TASK PROMPT =>
This exercise asks for every line of the material that contains the word "black".

INFORMATION =>
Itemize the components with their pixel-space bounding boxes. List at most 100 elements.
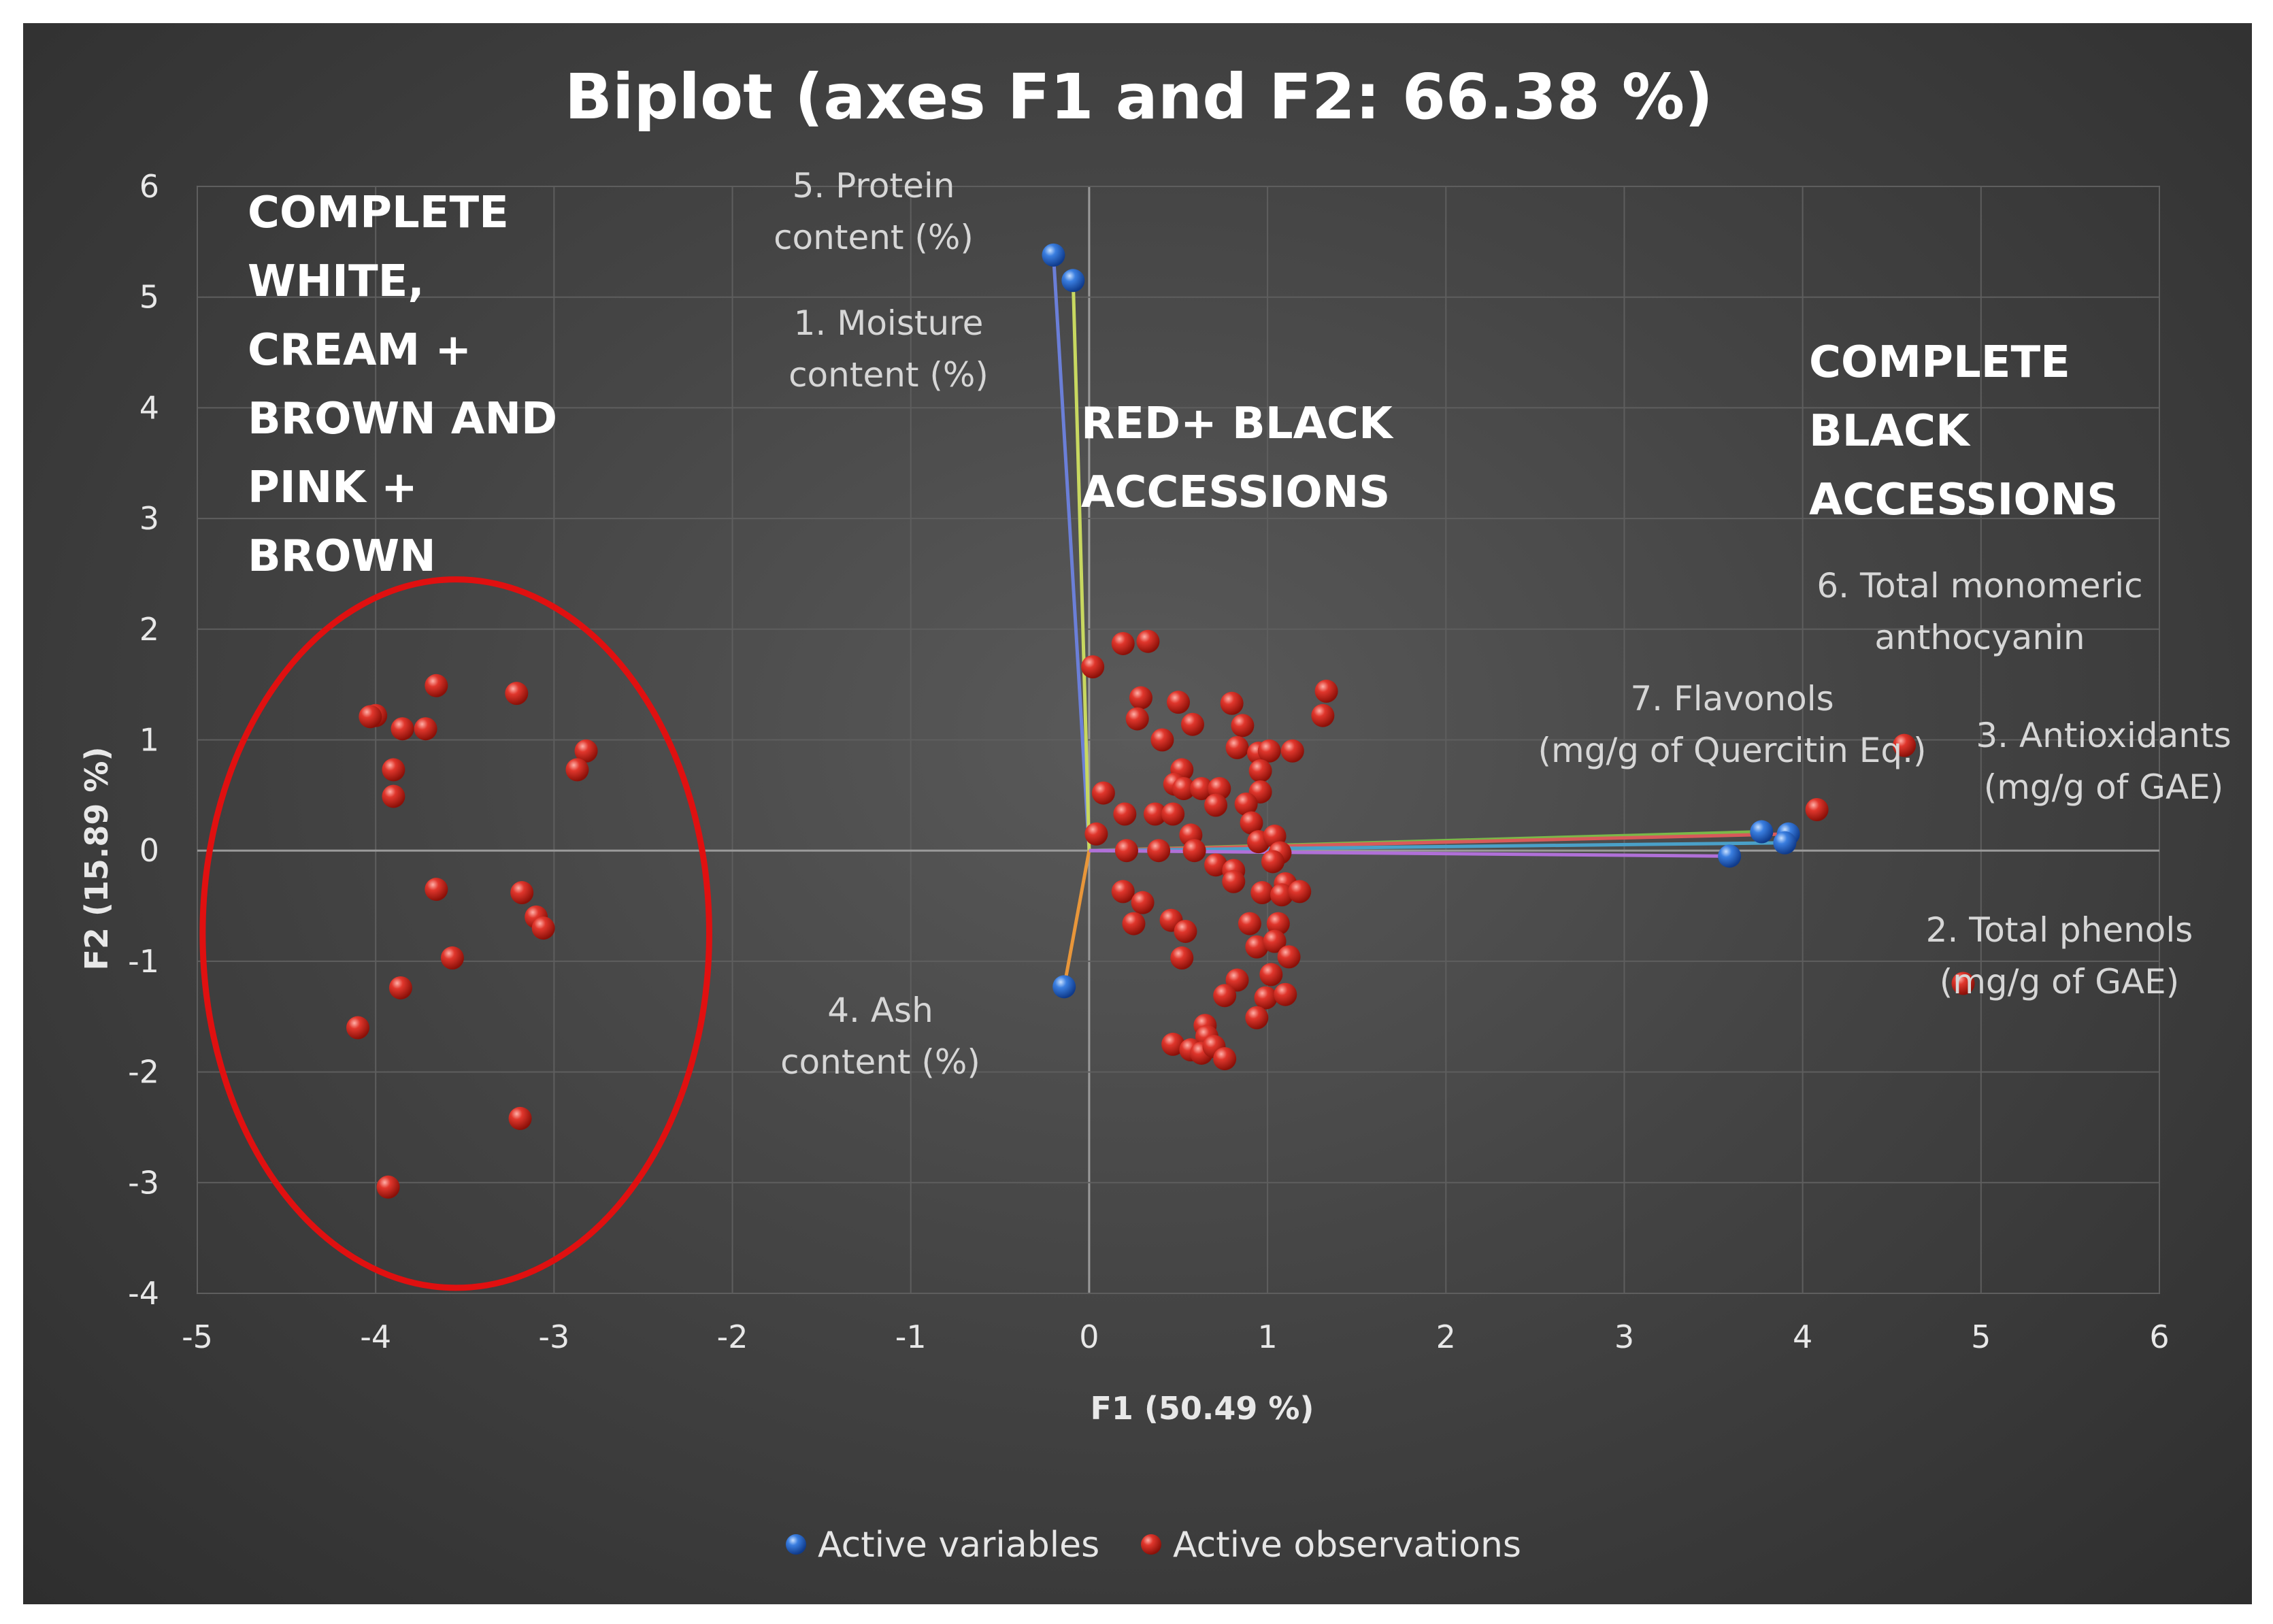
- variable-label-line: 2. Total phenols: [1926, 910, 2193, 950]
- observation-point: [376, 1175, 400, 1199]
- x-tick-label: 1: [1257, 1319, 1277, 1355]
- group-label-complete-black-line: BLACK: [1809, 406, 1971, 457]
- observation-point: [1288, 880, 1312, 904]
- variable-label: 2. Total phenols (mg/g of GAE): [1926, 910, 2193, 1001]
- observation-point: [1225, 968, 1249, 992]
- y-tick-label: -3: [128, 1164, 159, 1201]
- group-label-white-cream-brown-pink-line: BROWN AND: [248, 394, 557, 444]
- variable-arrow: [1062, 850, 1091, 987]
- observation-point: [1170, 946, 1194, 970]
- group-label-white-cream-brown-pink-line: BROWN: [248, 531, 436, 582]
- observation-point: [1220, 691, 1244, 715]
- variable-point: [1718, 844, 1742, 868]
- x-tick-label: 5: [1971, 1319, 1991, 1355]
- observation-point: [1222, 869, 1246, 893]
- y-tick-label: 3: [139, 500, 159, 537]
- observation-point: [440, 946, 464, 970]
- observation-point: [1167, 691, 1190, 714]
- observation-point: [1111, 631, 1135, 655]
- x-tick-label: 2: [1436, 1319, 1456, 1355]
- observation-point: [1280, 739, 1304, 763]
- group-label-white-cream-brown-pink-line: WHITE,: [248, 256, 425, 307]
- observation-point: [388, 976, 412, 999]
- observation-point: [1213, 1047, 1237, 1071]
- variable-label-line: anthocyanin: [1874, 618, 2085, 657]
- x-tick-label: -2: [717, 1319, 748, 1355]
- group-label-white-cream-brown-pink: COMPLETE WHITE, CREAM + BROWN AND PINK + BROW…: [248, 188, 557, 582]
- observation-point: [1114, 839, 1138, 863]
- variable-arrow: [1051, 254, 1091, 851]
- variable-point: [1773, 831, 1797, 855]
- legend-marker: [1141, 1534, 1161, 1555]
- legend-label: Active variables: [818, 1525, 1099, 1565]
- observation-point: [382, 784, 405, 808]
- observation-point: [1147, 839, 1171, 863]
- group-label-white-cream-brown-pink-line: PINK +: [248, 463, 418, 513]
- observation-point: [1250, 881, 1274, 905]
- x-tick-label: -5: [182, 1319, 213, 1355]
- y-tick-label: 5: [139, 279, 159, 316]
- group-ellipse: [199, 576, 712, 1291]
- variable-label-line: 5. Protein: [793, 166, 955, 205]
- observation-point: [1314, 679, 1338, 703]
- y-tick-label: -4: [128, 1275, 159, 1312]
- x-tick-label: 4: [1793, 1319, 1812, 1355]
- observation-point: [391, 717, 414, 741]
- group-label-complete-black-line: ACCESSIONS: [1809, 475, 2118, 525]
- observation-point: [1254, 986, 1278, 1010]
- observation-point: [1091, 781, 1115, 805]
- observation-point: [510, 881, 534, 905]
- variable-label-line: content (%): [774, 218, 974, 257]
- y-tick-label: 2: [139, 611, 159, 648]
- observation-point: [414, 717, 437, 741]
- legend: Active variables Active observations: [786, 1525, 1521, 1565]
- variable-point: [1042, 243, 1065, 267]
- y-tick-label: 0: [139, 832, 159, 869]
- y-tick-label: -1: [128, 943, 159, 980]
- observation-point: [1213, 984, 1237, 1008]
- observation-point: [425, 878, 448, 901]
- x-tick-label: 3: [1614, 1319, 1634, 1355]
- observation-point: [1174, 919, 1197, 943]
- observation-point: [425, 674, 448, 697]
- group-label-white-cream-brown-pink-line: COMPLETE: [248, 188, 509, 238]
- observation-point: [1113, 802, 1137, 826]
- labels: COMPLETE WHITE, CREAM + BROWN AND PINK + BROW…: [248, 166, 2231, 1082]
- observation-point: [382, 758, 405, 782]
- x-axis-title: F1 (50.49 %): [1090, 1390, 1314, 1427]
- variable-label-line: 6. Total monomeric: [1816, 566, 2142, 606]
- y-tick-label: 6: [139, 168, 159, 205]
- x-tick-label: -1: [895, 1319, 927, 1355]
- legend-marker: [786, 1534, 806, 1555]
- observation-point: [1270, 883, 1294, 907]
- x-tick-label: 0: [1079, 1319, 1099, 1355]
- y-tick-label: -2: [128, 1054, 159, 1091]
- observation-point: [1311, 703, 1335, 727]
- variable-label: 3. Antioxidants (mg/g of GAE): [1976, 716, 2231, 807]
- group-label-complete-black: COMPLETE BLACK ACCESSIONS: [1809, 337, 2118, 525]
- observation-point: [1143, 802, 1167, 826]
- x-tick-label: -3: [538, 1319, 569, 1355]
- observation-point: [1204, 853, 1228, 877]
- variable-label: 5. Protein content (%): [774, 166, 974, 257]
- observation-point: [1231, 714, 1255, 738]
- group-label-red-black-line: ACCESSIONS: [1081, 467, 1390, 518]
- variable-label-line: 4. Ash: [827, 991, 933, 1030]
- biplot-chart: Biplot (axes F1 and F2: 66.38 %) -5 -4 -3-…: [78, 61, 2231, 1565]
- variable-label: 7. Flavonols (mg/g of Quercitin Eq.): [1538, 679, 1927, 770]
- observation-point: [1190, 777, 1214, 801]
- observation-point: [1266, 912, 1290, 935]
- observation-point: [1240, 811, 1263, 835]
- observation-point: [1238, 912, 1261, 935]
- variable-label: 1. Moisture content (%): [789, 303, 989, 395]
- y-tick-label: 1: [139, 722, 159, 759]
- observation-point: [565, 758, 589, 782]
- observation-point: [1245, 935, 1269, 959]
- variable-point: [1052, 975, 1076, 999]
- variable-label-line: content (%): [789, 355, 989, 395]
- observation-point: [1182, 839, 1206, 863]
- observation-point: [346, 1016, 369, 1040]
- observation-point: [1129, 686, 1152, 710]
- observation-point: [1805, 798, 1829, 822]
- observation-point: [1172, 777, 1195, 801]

==

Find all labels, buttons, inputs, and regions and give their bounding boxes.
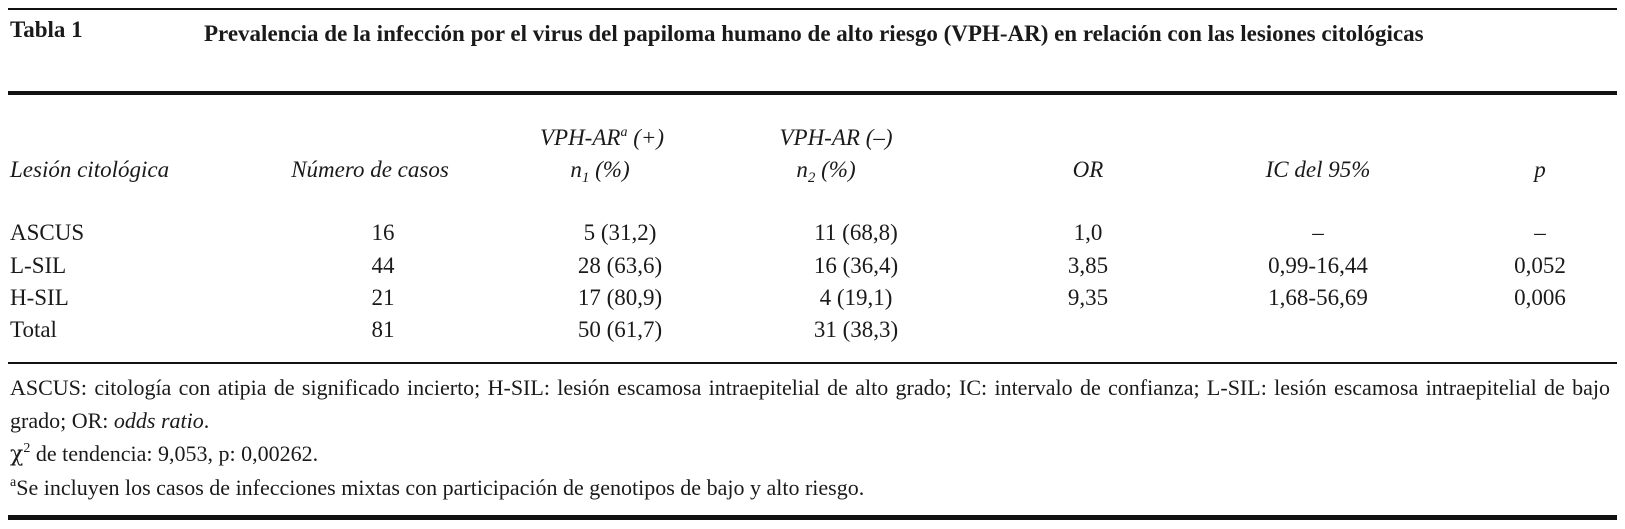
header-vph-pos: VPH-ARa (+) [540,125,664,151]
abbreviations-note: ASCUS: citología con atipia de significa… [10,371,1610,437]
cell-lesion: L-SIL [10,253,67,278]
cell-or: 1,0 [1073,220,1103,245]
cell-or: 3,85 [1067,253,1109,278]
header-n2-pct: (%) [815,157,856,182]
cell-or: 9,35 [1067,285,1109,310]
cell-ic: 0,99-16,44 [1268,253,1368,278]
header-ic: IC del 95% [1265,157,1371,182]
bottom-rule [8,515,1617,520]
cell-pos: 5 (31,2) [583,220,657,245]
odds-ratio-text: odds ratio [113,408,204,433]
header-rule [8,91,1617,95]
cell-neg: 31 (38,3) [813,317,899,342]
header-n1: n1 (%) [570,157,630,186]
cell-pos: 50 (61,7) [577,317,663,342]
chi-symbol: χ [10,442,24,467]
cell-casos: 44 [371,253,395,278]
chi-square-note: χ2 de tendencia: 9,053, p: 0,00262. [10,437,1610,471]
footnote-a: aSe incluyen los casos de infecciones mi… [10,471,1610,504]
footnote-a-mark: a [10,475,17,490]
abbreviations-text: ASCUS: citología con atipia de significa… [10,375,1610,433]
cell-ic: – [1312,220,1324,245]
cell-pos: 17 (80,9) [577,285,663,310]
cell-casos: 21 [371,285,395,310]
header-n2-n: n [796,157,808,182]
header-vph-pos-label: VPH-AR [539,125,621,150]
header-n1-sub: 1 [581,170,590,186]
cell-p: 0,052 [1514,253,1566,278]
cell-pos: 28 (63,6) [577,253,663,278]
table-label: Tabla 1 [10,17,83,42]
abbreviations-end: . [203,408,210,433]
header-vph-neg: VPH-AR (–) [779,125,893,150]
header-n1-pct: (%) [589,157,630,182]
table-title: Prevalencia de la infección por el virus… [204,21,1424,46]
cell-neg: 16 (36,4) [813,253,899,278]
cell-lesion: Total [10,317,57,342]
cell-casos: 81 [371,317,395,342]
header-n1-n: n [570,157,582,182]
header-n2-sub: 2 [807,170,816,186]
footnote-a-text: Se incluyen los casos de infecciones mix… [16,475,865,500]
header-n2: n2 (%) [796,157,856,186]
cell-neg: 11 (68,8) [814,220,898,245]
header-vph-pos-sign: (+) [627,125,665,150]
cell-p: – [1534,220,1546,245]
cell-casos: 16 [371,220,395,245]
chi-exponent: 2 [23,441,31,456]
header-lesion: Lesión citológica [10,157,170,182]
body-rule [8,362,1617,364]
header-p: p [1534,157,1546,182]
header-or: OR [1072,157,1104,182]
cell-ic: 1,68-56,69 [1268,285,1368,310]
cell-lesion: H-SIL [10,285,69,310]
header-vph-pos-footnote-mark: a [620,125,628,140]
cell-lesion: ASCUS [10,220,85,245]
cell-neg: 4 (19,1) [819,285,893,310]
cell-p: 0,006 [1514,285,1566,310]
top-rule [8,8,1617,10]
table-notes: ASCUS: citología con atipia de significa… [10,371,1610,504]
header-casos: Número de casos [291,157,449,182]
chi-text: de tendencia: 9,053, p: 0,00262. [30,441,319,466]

RESPONSE TO THE TASK =>
- group-label-complete-black-line: BLACK: [1809, 406, 1971, 457]
- group-label-complete-black-line: ACCESSIONS: [1809, 475, 2118, 525]
- group-label-complete-black: COMPLETE BLACK ACCESSIONS: [1809, 337, 2118, 525]
- group-label-red-black-line: ACCESSIONS: [1081, 467, 1390, 518]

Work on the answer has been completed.